課題内容 | 以下のエントリから、「List all visible」を含む行から「- fib-label: 23.60%」を含む行までを両端の行も含めて抜き出し、一字も変えずに書き写してください。

提供データ |
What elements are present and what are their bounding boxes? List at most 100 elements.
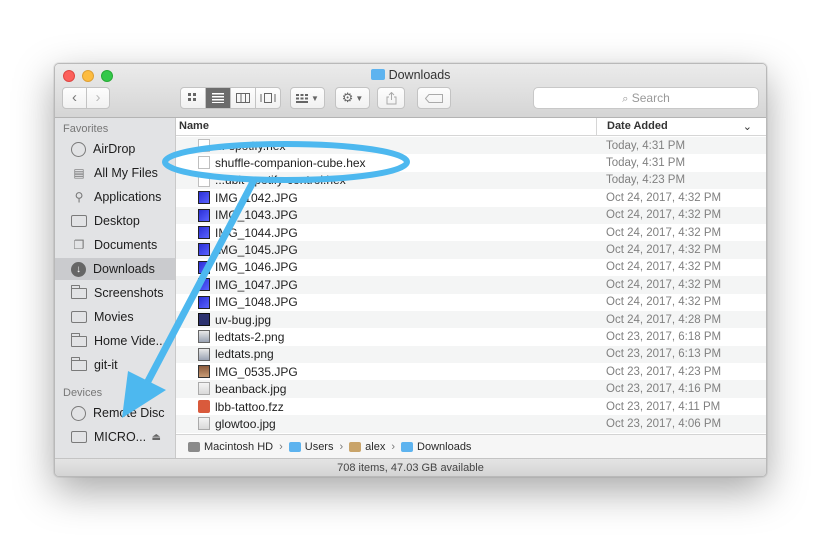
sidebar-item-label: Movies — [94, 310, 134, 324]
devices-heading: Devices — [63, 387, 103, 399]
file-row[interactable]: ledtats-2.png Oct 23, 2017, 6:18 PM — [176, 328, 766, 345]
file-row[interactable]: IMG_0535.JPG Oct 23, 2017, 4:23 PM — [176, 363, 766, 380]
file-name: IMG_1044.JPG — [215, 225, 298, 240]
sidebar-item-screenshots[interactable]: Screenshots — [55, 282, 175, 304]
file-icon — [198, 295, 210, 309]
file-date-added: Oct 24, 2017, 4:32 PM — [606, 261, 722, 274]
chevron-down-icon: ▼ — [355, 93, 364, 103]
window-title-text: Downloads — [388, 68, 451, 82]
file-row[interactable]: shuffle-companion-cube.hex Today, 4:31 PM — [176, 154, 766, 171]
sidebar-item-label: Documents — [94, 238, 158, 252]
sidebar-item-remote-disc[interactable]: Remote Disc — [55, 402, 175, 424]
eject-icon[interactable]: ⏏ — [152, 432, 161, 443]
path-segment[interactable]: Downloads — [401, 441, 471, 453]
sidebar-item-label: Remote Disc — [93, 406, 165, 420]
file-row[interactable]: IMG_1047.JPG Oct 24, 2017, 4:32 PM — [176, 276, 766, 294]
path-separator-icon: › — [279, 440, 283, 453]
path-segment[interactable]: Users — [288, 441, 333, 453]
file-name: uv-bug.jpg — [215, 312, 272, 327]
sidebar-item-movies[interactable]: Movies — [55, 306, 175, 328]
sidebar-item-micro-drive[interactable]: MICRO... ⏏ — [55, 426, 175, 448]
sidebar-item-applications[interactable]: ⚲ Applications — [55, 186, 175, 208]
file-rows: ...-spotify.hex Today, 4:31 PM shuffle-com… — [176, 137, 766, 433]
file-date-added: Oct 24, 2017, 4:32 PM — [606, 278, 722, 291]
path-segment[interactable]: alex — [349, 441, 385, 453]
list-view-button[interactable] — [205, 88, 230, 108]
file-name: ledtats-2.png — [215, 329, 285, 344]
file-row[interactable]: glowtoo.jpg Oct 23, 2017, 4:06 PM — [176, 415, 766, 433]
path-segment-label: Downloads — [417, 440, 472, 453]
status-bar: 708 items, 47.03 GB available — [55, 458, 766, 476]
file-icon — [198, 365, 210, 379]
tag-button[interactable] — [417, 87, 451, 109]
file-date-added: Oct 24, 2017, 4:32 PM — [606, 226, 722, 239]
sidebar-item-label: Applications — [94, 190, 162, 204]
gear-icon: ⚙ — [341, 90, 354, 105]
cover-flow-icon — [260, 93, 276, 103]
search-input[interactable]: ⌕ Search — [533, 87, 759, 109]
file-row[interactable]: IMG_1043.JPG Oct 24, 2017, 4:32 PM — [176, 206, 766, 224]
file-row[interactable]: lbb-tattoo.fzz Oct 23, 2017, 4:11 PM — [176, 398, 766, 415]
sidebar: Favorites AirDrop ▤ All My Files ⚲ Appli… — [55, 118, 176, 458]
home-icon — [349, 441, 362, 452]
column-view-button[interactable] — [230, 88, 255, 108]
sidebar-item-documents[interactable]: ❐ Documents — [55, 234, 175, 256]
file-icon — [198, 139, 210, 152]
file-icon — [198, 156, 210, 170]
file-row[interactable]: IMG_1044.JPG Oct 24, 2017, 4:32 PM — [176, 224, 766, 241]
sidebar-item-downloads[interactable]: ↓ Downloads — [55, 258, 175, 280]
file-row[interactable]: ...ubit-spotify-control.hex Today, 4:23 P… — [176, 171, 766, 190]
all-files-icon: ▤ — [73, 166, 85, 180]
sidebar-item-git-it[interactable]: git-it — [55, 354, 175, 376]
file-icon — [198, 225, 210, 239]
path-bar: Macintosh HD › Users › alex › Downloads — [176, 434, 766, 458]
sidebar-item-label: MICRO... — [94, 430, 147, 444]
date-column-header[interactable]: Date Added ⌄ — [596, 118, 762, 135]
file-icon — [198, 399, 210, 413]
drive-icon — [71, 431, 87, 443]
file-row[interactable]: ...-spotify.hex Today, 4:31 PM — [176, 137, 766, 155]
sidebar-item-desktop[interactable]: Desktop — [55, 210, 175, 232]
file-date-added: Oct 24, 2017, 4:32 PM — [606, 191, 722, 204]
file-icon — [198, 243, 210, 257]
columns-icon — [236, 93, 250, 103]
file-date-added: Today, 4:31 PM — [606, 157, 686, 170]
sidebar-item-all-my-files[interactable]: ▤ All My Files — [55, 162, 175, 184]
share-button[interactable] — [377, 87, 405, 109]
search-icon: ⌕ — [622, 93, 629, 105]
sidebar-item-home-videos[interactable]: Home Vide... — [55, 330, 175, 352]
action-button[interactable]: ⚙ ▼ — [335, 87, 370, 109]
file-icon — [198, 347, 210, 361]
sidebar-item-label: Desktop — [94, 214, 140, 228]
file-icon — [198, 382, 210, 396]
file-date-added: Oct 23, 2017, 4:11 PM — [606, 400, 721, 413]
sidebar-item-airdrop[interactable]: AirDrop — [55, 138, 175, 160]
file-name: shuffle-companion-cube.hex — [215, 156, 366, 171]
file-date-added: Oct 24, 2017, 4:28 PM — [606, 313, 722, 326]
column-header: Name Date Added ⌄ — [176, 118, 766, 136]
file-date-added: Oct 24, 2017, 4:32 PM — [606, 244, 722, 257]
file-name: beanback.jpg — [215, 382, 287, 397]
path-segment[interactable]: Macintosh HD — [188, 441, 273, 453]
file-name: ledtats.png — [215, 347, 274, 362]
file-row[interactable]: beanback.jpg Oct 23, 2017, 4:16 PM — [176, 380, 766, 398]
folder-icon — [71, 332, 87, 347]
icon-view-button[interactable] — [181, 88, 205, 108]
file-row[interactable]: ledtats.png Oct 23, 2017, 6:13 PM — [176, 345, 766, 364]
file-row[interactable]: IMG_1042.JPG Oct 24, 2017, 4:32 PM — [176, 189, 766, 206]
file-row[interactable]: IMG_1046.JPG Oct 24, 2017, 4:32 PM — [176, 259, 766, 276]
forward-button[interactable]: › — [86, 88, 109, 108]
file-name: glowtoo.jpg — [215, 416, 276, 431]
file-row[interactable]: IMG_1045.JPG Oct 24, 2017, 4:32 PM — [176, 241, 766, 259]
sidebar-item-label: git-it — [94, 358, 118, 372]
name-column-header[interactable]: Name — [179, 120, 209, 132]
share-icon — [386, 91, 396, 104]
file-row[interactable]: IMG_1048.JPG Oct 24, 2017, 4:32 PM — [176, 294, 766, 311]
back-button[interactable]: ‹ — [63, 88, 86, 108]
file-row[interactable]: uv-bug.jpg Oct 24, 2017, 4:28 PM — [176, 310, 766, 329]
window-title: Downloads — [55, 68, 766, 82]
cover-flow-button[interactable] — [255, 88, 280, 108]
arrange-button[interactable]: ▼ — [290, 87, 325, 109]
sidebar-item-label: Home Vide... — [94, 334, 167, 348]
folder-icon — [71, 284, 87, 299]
---
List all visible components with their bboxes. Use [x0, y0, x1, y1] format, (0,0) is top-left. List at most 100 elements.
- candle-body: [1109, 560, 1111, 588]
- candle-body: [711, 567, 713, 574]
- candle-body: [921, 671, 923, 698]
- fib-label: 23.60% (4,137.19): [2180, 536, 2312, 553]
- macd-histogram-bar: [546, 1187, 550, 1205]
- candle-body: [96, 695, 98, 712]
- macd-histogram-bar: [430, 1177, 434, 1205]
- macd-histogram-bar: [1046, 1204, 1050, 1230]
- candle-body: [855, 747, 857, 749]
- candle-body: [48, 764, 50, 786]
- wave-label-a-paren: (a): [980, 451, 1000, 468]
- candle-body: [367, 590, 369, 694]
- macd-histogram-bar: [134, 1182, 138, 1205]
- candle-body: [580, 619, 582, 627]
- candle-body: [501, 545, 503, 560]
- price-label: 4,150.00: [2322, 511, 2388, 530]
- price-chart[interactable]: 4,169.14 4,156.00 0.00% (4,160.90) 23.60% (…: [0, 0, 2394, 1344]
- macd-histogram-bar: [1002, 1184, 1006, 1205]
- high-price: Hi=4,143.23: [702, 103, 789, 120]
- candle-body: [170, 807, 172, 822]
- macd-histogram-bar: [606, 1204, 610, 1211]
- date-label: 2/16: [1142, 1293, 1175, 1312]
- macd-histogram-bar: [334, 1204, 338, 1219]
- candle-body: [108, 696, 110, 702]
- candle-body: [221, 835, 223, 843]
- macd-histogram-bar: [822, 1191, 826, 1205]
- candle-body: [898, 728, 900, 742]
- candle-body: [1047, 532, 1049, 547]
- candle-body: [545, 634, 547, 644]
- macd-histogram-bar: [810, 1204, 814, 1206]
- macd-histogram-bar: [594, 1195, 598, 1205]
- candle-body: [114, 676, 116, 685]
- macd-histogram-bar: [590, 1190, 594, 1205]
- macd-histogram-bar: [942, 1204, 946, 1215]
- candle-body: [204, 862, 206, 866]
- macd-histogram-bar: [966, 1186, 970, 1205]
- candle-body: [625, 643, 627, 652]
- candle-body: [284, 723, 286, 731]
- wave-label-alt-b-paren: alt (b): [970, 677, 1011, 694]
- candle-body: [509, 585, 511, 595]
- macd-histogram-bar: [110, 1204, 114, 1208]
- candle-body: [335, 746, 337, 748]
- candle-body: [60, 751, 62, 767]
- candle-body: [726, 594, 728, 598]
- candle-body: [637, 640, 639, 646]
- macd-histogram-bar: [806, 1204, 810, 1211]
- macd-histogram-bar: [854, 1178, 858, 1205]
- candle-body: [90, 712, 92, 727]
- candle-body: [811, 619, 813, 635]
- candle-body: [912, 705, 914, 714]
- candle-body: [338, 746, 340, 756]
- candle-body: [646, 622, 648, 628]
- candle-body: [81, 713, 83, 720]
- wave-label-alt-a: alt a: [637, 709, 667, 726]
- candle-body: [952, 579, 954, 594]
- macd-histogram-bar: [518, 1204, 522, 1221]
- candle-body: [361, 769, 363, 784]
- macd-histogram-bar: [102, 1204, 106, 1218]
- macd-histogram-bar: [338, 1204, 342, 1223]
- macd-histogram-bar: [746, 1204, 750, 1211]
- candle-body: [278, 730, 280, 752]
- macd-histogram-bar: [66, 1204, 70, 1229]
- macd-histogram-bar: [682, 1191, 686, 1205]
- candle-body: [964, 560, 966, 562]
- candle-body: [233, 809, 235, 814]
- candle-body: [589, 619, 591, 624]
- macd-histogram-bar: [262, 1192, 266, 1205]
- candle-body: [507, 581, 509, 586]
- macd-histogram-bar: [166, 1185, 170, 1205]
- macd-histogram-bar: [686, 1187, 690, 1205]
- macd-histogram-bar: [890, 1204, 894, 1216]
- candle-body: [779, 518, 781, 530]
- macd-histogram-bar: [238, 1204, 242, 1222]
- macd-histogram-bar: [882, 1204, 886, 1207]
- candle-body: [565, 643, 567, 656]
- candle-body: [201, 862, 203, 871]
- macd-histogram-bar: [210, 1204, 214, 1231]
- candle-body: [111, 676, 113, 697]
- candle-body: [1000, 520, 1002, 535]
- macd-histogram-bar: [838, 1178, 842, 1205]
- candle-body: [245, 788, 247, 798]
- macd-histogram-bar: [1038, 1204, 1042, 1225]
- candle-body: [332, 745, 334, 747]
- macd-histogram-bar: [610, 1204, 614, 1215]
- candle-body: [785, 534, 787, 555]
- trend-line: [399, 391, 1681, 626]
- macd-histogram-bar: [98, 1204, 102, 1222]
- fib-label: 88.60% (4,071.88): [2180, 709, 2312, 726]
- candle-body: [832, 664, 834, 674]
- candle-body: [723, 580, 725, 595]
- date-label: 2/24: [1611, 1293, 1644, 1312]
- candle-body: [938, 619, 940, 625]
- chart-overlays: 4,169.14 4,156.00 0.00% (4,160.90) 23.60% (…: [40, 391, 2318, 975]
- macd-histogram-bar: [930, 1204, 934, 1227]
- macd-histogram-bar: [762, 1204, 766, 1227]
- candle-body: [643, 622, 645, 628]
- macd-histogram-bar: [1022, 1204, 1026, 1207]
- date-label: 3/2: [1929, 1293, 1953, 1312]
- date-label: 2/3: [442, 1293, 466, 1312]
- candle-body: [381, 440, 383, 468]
==
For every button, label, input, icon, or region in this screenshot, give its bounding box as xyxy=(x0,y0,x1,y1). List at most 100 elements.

完成した課題 |
List all visible components with their bboxes. Use [x0, y0, x1, y1] format, (0,0) is top-left. List at most 100 elements.
- candle-body: [1109, 560, 1111, 588]
- candle-body: [711, 567, 713, 574]
- candle-body: [921, 671, 923, 698]
- fib-label: 23.60% (4,137.19): [2180, 536, 2312, 553]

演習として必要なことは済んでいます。